* _Collected data entries_

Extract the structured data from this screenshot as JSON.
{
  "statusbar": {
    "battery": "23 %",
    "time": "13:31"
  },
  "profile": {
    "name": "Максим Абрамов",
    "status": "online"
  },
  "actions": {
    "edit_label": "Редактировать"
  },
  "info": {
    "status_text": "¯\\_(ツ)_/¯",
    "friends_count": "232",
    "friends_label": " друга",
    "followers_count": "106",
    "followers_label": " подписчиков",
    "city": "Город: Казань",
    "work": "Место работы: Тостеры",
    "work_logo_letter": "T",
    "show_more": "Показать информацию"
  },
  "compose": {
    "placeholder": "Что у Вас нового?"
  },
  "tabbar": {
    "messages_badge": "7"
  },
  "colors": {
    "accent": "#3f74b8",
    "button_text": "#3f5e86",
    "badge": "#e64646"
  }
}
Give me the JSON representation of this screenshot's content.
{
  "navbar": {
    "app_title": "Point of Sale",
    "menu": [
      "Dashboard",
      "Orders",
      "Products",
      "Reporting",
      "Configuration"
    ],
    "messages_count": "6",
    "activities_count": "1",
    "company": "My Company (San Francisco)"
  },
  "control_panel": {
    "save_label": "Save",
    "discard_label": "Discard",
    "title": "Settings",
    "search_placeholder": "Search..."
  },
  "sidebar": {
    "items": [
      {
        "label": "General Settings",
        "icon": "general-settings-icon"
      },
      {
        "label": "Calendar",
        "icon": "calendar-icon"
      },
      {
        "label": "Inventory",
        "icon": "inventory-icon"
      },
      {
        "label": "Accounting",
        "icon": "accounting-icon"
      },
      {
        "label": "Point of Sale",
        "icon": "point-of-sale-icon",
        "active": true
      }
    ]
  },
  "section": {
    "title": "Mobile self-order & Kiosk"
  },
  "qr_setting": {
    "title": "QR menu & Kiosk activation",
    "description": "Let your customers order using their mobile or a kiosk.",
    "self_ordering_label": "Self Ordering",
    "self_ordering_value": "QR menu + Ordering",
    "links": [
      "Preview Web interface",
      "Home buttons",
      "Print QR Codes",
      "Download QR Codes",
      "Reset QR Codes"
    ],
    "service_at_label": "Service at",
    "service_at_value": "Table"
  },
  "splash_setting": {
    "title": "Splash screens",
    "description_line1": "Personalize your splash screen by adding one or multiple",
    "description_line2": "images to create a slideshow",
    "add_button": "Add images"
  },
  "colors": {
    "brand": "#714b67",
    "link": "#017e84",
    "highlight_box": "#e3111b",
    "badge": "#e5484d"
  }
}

* _YOUR GOAL_
Collect the lines that hold "menu".

* _RESPONSE FOR THIS EXERCISE_
    "menu": [
    "title": "QR menu & Kiosk activation",
    "self_ordering_value": "QR menu + Ordering",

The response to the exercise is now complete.